**** THE DATA ****

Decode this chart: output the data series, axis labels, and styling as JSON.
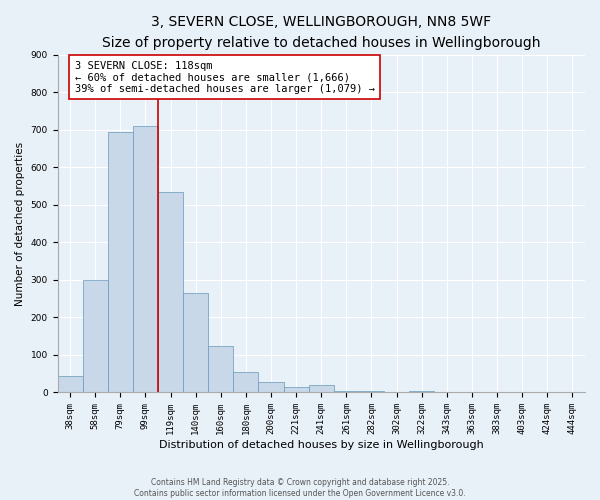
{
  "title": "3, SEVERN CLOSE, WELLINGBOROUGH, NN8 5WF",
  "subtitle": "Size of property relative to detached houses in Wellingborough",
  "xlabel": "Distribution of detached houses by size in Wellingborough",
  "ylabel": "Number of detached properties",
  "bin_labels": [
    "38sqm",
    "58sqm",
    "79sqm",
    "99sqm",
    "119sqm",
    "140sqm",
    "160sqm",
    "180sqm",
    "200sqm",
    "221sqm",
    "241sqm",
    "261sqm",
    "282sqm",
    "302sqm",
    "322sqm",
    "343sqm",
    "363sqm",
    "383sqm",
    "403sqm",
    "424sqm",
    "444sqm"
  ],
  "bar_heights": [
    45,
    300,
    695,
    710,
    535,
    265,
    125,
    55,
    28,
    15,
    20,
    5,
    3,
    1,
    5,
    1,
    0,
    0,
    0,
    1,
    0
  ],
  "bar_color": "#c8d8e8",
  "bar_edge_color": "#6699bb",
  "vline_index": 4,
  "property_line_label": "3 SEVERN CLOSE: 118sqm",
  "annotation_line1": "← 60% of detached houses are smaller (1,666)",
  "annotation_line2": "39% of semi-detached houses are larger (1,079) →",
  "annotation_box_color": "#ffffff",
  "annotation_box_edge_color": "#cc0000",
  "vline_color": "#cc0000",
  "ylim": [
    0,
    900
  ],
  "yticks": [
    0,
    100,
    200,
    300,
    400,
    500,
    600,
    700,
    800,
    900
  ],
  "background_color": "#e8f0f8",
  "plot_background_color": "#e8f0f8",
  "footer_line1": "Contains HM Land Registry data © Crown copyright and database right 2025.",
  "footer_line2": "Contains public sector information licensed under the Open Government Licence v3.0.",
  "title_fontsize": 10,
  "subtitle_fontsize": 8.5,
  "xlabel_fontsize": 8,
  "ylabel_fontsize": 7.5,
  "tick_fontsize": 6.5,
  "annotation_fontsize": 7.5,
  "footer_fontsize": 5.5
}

****

→ **EXERCISE DETAILS**
Omit the pictures. Output every record above word for word.

→ **RESULT FOR THIS TASK**
Decode this chart: output the data series, axis labels, and styling as JSON.
{
  "title": "3, SEVERN CLOSE, WELLINGBOROUGH, NN8 5WF",
  "subtitle": "Size of property relative to detached houses in Wellingborough",
  "xlabel": "Distribution of detached houses by size in Wellingborough",
  "ylabel": "Number of detached properties",
  "bin_labels": [
    "38sqm",
    "58sqm",
    "79sqm",
    "99sqm",
    "119sqm",
    "140sqm",
    "160sqm",
    "180sqm",
    "200sqm",
    "221sqm",
    "241sqm",
    "261sqm",
    "282sqm",
    "302sqm",
    "322sqm",
    "343sqm",
    "363sqm",
    "383sqm",
    "403sqm",
    "424sqm",
    "444sqm"
  ],
  "bar_heights": [
    45,
    300,
    695,
    710,
    535,
    265,
    125,
    55,
    28,
    15,
    20,
    5,
    3,
    1,
    5,
    1,
    0,
    0,
    0,
    1,
    0
  ],
  "bar_color": "#c8d8e8",
  "bar_edge_color": "#6699bb",
  "vline_index": 4,
  "property_line_label": "3 SEVERN CLOSE: 118sqm",
  "annotation_line1": "← 60% of detached houses are smaller (1,666)",
  "annotation_line2": "39% of semi-detached houses are larger (1,079) →",
  "annotation_box_color": "#ffffff",
  "annotation_box_edge_color": "#cc0000",
  "vline_color": "#cc0000",
  "ylim": [
    0,
    900
  ],
  "yticks": [
    0,
    100,
    200,
    300,
    400,
    500,
    600,
    700,
    800,
    900
  ],
  "background_color": "#e8f0f8",
  "plot_background_color": "#e8f0f8",
  "footer_line1": "Contains HM Land Registry data © Crown copyright and database right 2025.",
  "footer_line2": "Contains public sector information licensed under the Open Government Licence v3.0.",
  "title_fontsize": 10,
  "subtitle_fontsize": 8.5,
  "xlabel_fontsize": 8,
  "ylabel_fontsize": 7.5,
  "tick_fontsize": 6.5,
  "annotation_fontsize": 7.5,
  "footer_fontsize": 5.5
}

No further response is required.